> [PROBLEM]
Show, in full, each line of the data that contains "commentaries".

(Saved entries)

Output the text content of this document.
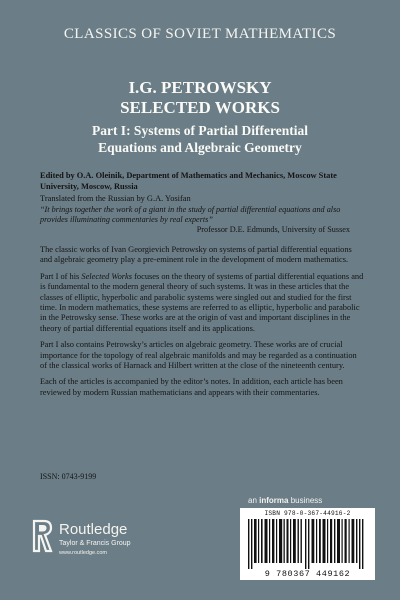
CLASSICS OF SOVIET MATHEMATICS
I.G. PETROWSKY
SELECTED WORKS
Part I: Systems of Partial Differential
Equations and Algebraic Geometry
Edited by O.A. Oleinik, Department of Mathematics and Mechanics, Moscow State University, Moscow, Russia
Translated from the Russian by G.A. Yosifan
“It brings together the work of a giant in the study of partial differential equations and also provides illuminating commentaries by real experts”
Professor D.E. Edmunds, University of Sussex

The classic works of Ivan Georgievich Petrowsky on systems of partial differential equations and algebraic geometry play a pre-eminent role in the development of modern mathematics.

Part I of his Selected Works focuses on the theory of systems of partial differential equations and is fundamental to the modern general theory of such systems. It was in these articles that the classes of elliptic, hyperbolic and parabolic systems were singled out and studied for the first time. In modern mathematics, these systems are referred to as elliptic, hyperbolic and parabolic in the Petrowsky sense. These works are at the origin of vast and important disciplines in the theory of partial differential equations itself and its applications.

Part I also contains Petrowsky’s articles on algebraic geometry. These works are of crucial importance for the topology of real algebraic manifolds and may be regarded as a continuation of the classical works of Harnack and Hilbert written at the close of the nineteenth century.

Each of the articles is accompanied by the editor’s notes. In addition, each article has been reviewed by modern Russian mathematicians and appears with their commentaries.

ISSN: 0743-9199
an informa business
ISBN 978-0-367-44916-2
9 780367 449162
Routledge
Taylor & Francis Group
www.routledge.com
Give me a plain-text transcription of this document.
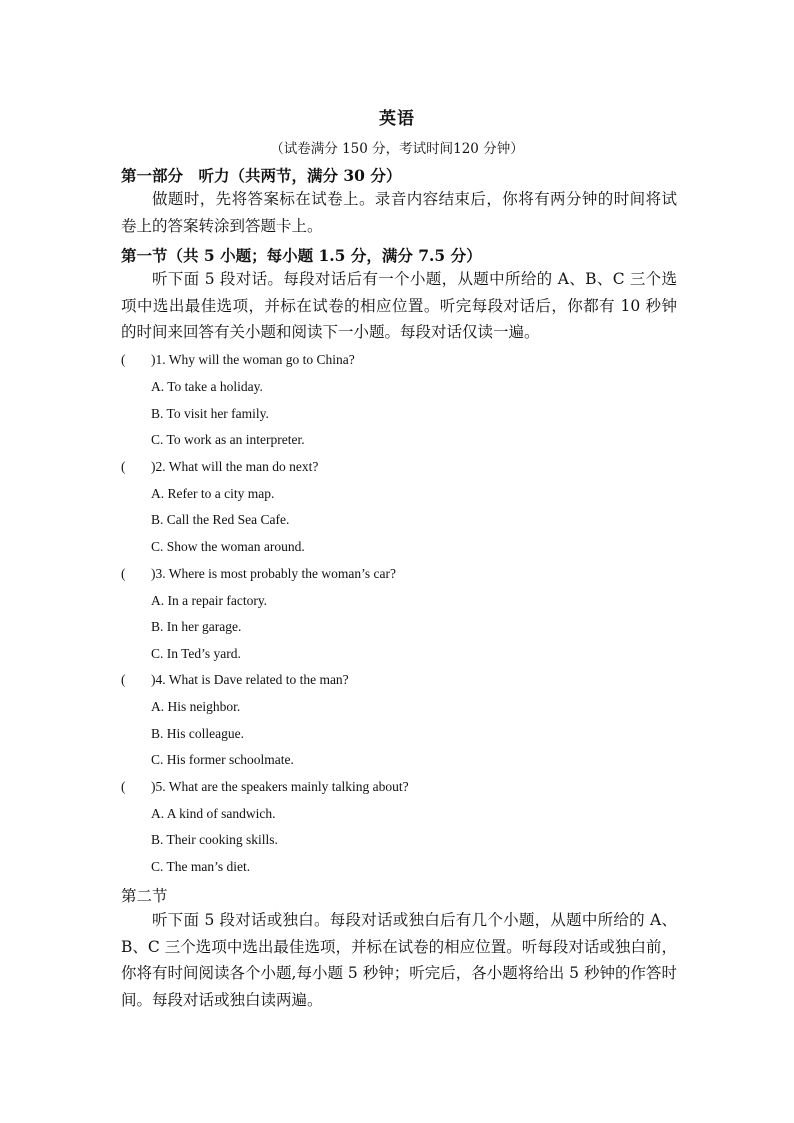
英语
（试卷满分 150 分，考试时间120 分钟）
第一部分　听力（共两节，满分 30 分）
做题时，先将答案标在试卷上。录音内容结束后，你将有两分钟的时间将试卷上的答案转涂到答题卡上。
第一节（共 5 小题；每小题 1.5 分，满分 7.5 分）
听下面 5 段对话。每段对话后有一个小题，从题中所给的 A、B、C 三个选项中选出最佳选项，并标在试卷的相应位置。听完每段对话后，你都有 10 秒钟的时间来回答有关小题和阅读下一小题。每段对话仅读一遍。
( )1. Why will the woman go to China?
A. To take a holiday.
B. To visit her family.
C. To work as an interpreter.
( )2. What will the man do next?
A. Refer to a city map.
B. Call the Red Sea Cafe.
C. Show the woman around.
( )3. Where is most probably the woman’s car?
A. In a repair factory.
B. In her garage.
C. In Ted’s yard.
( )4. What is Dave related to the man?
A. His neighbor.
B. His colleague.
C. His former schoolmate.
( )5. What are the speakers mainly talking about?
A. A kind of sandwich.
B. Their cooking skills.
C. The man’s diet.
第二节
听下面 5 段对话或独白。每段对话或独白后有几个小题，从题中所给的 A、B、C 三个选项中选出最佳选项，并标在试卷的相应位置。听每段对话或独白前，你将有时间阅读各个小题,每小题 5 秒钟；听完后，各小题将给出 5 秒钟的作答时间。每段对话或独白读两遍。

> [EXPECTED ANSWER]
“It brings together the work of a giant in the study of partial differential equations and also provides illuminating commentaries by real experts”
Each of the articles is accompanied by the editor’s notes. In addition, each article has been reviewed by modern Russian mathematicians and appears with their commentaries.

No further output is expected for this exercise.